>> start Input data
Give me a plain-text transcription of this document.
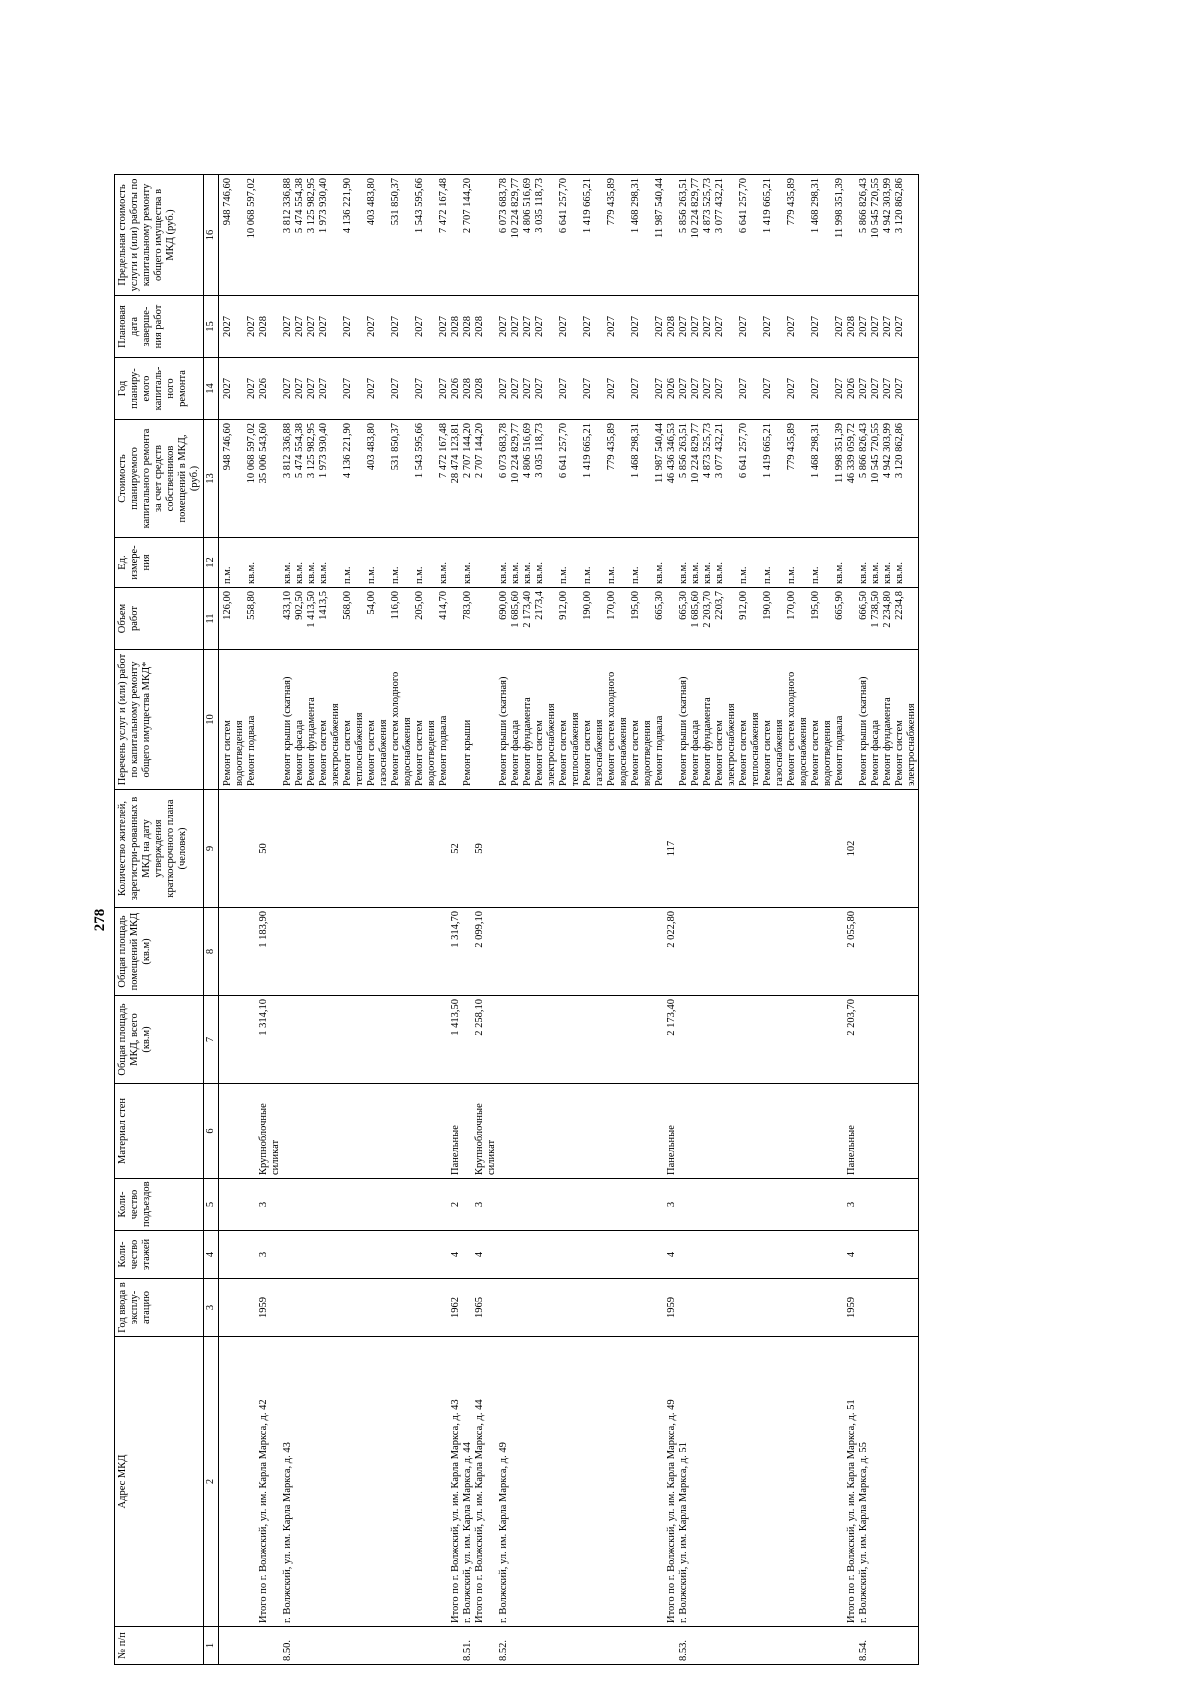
278
№ п/п	Адрес МКД	Год ввода в эксплу-атацию	Коли-чество этажей	Коли-чество подъездов	Материал стен	Общая площадь МКД, всего (кв.м)	Общая площадь помещений МКД (кв.м)	Количество жителей, зарегистри-рованных в МКД на дату утверждения краткосрочного плана (человек)	Перечень услуг и (или) работ по капитальному ремонту общего имущества МКД*	Объем работ	Ед. измере-ния	Стоимость планируемого капитального ремонта за счет средств собственников помещений в МКД, (руб.)	Год планиру-емого капиталь-ного ремонта	Плановая дата заверше-ния работ	Предельная стоимость услуги и (или) работы по капитальному ремонту общего имущества в МКД (руб.)
1	2	3	4	5	6	7	8	9	10	11	12	13	14	15	16
									Ремонт систем водоотведения	126,00	п.м.	948 746,60	2027	2027	948 746,60
									Ремонт подвала	558,80	кв.м.	10 068 597,02	2027	2027	10 068 597,02
	Итого по г. Волжский, ул. им. Карла Маркса, д. 42	1959	3	3	Крупноблочные силикат	1 314,10	1 183,90	50				35 006 543,60	2026	2028	
8.50.	г. Волжский, ул. им. Карла Маркса, д. 43								Ремонт крыши (скатная)	433,10	кв.м.	3 812 336,88	2027	2027	3 812 336,88
									Ремонт фасада	902,50	кв.м.	5 474 554,38	2027	2027	5 474 554,38
									Ремонт фундамента	1 413,50	кв.м.	3 125 982,95	2027	2027	3 125 982,95
									Ремонт систем электроснабжения	1413,5	кв.м.	1 973 930,40	2027	2027	1 973 930,40
									Ремонт систем теплоснабжения	568,00	п.м.	4 136 221,90	2027	2027	4 136 221,90
									Ремонт систем газоснабжения	54,00	п.м.	403 483,80	2027	2027	403 483,80
									Ремонт систем холодного водоснабжения	116,00	п.м.	531 850,37	2027	2027	531 850,37
									Ремонт систем водоотведения	205,00	п.м.	1 543 595,66	2027	2027	1 543 595,66
									Ремонт подвала	414,70	кв.м.	7 472 167,48	2027	2027	7 472 167,48
	Итого по г. Волжский, ул. им. Карла Маркса, д. 43	1962	4	2	Панельные	1 413,50	1 314,70	52				28 474 123,81	2026	2028	
8.51.	г. Волжский, ул. им. Карла Маркса, д. 44								Ремонт крыши	783,00	кв.м.	2 707 144,20	2028	2028	2 707 144,20
	Итого по г. Волжский, ул. им. Карла Маркса, д. 44	1965	4	3	Крупноблочные силикат	2 258,10	2 099,10	59				2 707 144,20	2028	2028	
8.52.	г. Волжский, ул. им. Карла Маркса, д. 49								Ремонт крыши (скатная)	690,00	кв.м.	6 073 683,78	2027	2027	6 073 683,78
									Ремонт фасада	1 685,60	кв.м.	10 224 829,77	2027	2027	10 224 829,77
									Ремонт фундамента	2 173,40	кв.м.	4 806 516,69	2027	2027	4 806 516,69
									Ремонт систем электроснабжения	2173,4	кв.м.	3 035 118,73	2027	2027	3 035 118,73
									Ремонт систем теплоснабжения	912,00	п.м.	6 641 257,70	2027	2027	6 641 257,70
									Ремонт систем газоснабжения	190,00	п.м.	1 419 665,21	2027	2027	1 419 665,21
									Ремонт систем холодного водоснабжения	170,00	п.м.	779 435,89	2027	2027	779 435,89
									Ремонт систем водоотведения	195,00	п.м.	1 468 298,31	2027	2027	1 468 298,31
									Ремонт подвала	665,30	кв.м.	11 987 540,44	2027	2027	11 987 540,44
	Итого по г. Волжский, ул. им. Карла Маркса, д. 49	1959	4	3	Панельные	2 173,40	2 022,80	117				46 436 346,53	2026	2028	
8.53.	г. Волжский, ул. им. Карла Маркса, д. 51								Ремонт крыши (скатная)	665,30	кв.м.	5 856 263,51	2027	2027	5 856 263,51
									Ремонт фасада	1 685,60	кв.м.	10 224 829,77	2027	2027	10 224 829,77
									Ремонт фундамента	2 203,70	кв.м.	4 873 525,73	2027	2027	4 873 525,73
									Ремонт систем электроснабжения	2203,7	кв.м.	3 077 432,21	2027	2027	3 077 432,21
									Ремонт систем теплоснабжения	912,00	п.м.	6 641 257,70	2027	2027	6 641 257,70
									Ремонт систем газоснабжения	190,00	п.м.	1 419 665,21	2027	2027	1 419 665,21
									Ремонт систем холодного водоснабжения	170,00	п.м.	779 435,89	2027	2027	779 435,89
									Ремонт систем водоотведения	195,00	п.м.	1 468 298,31	2027	2027	1 468 298,31
									Ремонт подвала	665,90	кв.м.	11 998 351,39	2027	2027	11 998 351,39
	Итого по г. Волжский, ул. им. Карла Маркса, д. 51	1959	4	3	Панельные	2 203,70	2 055,80	102				46 339 059,72	2026	2028	
8.54.	г. Волжский, ул. им. Карла Маркса, д. 55								Ремонт крыши (скатная)	666,50	кв.м.	5 866 826,43	2027	2027	5 866 826,43
									Ремонт фасада	1 738,50	кв.м.	10 545 720,55	2027	2027	10 545 720,55
									Ремонт фундамента	2 234,80	кв.м.	4 942 303,99	2027	2027	4 942 303,99
									Ремонт систем электроснабжения	2234,8	кв.м.	3 120 862,86	2027	2027	3 120 862,86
>> end Input data
§ **Task instructions**
Pick out the lines containing the string "силикат" and show them.

§ **Response to this task**
	Итого по г. Волжский, ул. им. Карла Маркса, д. 42	1959	3	3	Крупноблочные силикат	1 314,10	1 183,90	50				35 006 543,60	2026	2028	
	Итого по г. Волжский, ул. им. Карла Маркса, д. 44	1965	4	3	Крупноблочные силикат	2 258,10	2 099,10	59				2 707 144,20	2028	2028	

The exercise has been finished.